In the listing below, count the lines with "this" and report only the figure.

#### Entries provided ####

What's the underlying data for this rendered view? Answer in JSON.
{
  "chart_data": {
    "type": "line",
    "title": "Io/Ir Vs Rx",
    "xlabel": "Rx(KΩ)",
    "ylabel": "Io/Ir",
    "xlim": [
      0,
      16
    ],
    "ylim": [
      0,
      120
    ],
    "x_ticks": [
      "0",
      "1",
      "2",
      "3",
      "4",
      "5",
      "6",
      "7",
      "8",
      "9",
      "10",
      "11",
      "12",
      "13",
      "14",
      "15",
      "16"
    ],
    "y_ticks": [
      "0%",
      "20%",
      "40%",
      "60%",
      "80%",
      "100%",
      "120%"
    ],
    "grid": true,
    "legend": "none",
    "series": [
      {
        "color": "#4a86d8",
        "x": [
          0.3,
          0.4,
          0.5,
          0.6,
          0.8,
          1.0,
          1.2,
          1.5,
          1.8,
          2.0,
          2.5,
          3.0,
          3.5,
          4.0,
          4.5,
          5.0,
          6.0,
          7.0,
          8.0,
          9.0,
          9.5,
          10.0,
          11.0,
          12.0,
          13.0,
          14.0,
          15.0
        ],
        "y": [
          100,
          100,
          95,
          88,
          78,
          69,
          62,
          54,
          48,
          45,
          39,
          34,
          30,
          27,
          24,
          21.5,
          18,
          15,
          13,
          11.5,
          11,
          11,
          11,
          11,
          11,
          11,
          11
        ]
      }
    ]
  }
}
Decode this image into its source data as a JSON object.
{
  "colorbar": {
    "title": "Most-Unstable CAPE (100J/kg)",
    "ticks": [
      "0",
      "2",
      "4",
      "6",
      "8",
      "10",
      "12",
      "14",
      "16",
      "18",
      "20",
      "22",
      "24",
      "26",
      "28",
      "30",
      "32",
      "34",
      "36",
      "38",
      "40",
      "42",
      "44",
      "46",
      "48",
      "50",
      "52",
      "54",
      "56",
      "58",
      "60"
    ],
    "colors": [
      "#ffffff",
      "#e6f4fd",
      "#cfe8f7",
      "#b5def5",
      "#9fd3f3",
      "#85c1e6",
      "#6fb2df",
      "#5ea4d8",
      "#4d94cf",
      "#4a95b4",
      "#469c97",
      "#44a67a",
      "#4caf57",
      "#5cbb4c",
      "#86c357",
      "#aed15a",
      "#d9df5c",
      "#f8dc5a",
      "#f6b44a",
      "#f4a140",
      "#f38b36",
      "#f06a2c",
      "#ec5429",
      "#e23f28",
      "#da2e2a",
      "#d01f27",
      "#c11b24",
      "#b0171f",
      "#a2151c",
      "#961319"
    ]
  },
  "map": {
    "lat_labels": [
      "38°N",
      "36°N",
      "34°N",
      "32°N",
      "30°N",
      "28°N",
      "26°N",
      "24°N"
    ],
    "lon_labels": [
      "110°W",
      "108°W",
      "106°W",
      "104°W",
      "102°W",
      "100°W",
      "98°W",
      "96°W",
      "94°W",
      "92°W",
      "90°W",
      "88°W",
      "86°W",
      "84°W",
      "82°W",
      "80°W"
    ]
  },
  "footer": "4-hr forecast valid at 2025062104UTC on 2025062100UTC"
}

####

= Complete response =
2